EXERCISE PROMPT » Reproduce all of the material word for word.

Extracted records
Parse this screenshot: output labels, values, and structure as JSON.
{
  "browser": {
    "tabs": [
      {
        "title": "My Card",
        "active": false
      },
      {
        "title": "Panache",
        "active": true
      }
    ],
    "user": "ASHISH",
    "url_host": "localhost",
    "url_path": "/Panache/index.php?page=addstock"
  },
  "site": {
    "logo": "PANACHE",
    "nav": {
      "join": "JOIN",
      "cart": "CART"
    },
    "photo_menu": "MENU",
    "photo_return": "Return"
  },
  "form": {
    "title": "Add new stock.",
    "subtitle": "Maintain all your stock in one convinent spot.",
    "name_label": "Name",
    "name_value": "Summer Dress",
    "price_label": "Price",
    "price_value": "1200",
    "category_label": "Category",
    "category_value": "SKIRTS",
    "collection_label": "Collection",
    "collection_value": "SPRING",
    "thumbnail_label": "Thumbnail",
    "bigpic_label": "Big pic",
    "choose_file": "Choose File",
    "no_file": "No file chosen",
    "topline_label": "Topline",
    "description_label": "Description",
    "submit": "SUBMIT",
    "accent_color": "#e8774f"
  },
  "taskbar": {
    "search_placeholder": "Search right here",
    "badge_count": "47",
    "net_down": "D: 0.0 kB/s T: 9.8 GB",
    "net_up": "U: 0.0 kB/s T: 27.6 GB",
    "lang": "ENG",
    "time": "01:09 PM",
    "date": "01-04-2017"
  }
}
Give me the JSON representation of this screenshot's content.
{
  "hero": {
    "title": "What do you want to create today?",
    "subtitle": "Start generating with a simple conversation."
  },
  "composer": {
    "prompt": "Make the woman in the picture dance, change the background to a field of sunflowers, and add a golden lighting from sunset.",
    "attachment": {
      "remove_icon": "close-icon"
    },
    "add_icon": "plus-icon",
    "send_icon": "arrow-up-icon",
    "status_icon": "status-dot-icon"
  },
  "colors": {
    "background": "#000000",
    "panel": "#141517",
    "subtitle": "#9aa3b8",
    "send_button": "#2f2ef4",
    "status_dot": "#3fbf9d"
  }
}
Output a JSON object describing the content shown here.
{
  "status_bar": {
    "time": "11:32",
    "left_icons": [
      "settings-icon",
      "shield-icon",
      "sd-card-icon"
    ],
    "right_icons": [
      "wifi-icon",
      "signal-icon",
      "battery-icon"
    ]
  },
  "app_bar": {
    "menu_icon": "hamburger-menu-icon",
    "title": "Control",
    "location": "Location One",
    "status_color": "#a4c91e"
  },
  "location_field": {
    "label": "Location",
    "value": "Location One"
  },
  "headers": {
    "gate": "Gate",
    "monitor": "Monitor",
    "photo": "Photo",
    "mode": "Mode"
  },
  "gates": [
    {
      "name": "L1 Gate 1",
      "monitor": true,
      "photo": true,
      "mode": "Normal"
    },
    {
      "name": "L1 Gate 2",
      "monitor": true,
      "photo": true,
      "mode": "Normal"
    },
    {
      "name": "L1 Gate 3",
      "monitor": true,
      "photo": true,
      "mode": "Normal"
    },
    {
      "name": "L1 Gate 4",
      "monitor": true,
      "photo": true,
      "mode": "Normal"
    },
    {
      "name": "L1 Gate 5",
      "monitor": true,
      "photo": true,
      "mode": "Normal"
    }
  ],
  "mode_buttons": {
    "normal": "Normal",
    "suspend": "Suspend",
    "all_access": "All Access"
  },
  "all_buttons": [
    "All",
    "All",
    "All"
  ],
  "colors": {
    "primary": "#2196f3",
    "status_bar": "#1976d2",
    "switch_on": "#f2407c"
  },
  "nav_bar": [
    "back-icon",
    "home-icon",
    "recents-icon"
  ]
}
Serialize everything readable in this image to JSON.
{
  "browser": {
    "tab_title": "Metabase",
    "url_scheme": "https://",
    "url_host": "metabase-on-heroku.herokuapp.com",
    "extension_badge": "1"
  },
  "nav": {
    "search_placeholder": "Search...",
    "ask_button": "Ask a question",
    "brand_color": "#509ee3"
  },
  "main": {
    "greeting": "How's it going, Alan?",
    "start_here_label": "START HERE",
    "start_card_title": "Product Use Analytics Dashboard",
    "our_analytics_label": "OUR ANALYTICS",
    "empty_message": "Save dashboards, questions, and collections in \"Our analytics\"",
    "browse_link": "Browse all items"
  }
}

CORRECT RESULT »
Parse this screenshot: output labels, values, and structure as JSON.
{
  "browser": {
    "tabs": [
      {
        "title": "My Card",
        "active": false
      },
      {
        "title": "Panache",
        "active": true
      }
    ],
    "user": "ASHISH",
    "url_host": "localhost",
    "url_path": "/Panache/index.php?page=addstock"
  },
  "site": {
    "logo": "PANACHE",
    "nav": {
      "join": "JOIN",
      "cart": "CART"
    },
    "photo_menu": "MENU",
    "photo_return": "Return"
  },
  "form": {
    "title": "Add new stock.",
    "subtitle": "Maintain all your stock in one convinent spot.",
    "name_label": "Name",
    "name_value": "Summer Dress",
    "price_label": "Price",
    "price_value": "1200",
    "category_label": "Category",
    "category_value": "SKIRTS",
    "collection_label": "Collection",
    "collection_value": "SPRING",
    "thumbnail_label": "Thumbnail",
    "bigpic_label": "Big pic",
    "choose_file": "Choose File",
    "no_file": "No file chosen",
    "topline_label": "Topline",
    "description_label": "Description",
    "submit": "SUBMIT",
    "accent_color": "#e8774f"
  },
  "taskbar": {
    "search_placeholder": "Search right here",
    "badge_count": "47",
    "net_down": "D: 0.0 kB/s T: 9.8 GB",
    "net_up": "U: 0.0 kB/s T: 27.6 GB",
    "lang": "ENG",
    "time": "01:09 PM",
    "date": "01-04-2017"
  }
}
Give me the JSON representation of this screenshot's content.
{
  "hero": {
    "title": "What do you want to create today?",
    "subtitle": "Start generating with a simple conversation."
  },
  "composer": {
    "prompt": "Make the woman in the picture dance, change the background to a field of sunflowers, and add a golden lighting from sunset.",
    "attachment": {
      "remove_icon": "close-icon"
    },
    "add_icon": "plus-icon",
    "send_icon": "arrow-up-icon",
    "status_icon": "status-dot-icon"
  },
  "colors": {
    "background": "#000000",
    "panel": "#141517",
    "subtitle": "#9aa3b8",
    "send_button": "#2f2ef4",
    "status_dot": "#3fbf9d"
  }
}
Output a JSON object describing the content shown here.
{
  "status_bar": {
    "time": "11:32",
    "left_icons": [
      "settings-icon",
      "shield-icon",
      "sd-card-icon"
    ],
    "right_icons": [
      "wifi-icon",
      "signal-icon",
      "battery-icon"
    ]
  },
  "app_bar": {
    "menu_icon": "hamburger-menu-icon",
    "title": "Control",
    "location": "Location One",
    "status_color": "#a4c91e"
  },
  "location_field": {
    "label": "Location",
    "value": "Location One"
  },
  "headers": {
    "gate": "Gate",
    "monitor": "Monitor",
    "photo": "Photo",
    "mode": "Mode"
  },
  "gates": [
    {
      "name": "L1 Gate 1",
      "monitor": true,
      "photo": true,
      "mode": "Normal"
    },
    {
      "name": "L1 Gate 2",
      "monitor": true,
      "photo": true,
      "mode": "Normal"
    },
    {
      "name": "L1 Gate 3",
      "monitor": true,
      "photo": true,
      "mode": "Normal"
    },
    {
      "name": "L1 Gate 4",
      "monitor": true,
      "photo": true,
      "mode": "Normal"
    },
    {
      "name": "L1 Gate 5",
      "monitor": true,
      "photo": true,
      "mode": "Normal"
    }
  ],
  "mode_buttons": {
    "normal": "Normal",
    "suspend": "Suspend",
    "all_access": "All Access"
  },
  "all_buttons": [
    "All",
    "All",
    "All"
  ],
  "colors": {
    "primary": "#2196f3",
    "status_bar": "#1976d2",
    "switch_on": "#f2407c"
  },
  "nav_bar": [
    "back-icon",
    "home-icon",
    "recents-icon"
  ]
}
Serialize everything readable in this image to JSON.
{
  "browser": {
    "tab_title": "Metabase",
    "url_scheme": "https://",
    "url_host": "metabase-on-heroku.herokuapp.com",
    "extension_badge": "1"
  },
  "nav": {
    "search_placeholder": "Search...",
    "ask_button": "Ask a question",
    "brand_color": "#509ee3"
  },
  "main": {
    "greeting": "How's it going, Alan?",
    "start_here_label": "START HERE",
    "start_card_title": "Product Use Analytics Dashboard",
    "our_analytics_label": "OUR ANALYTICS",
    "empty_message": "Save dashboards, questions, and collections in \"Our analytics\"",
    "browse_link": "Browse all items"
  }
}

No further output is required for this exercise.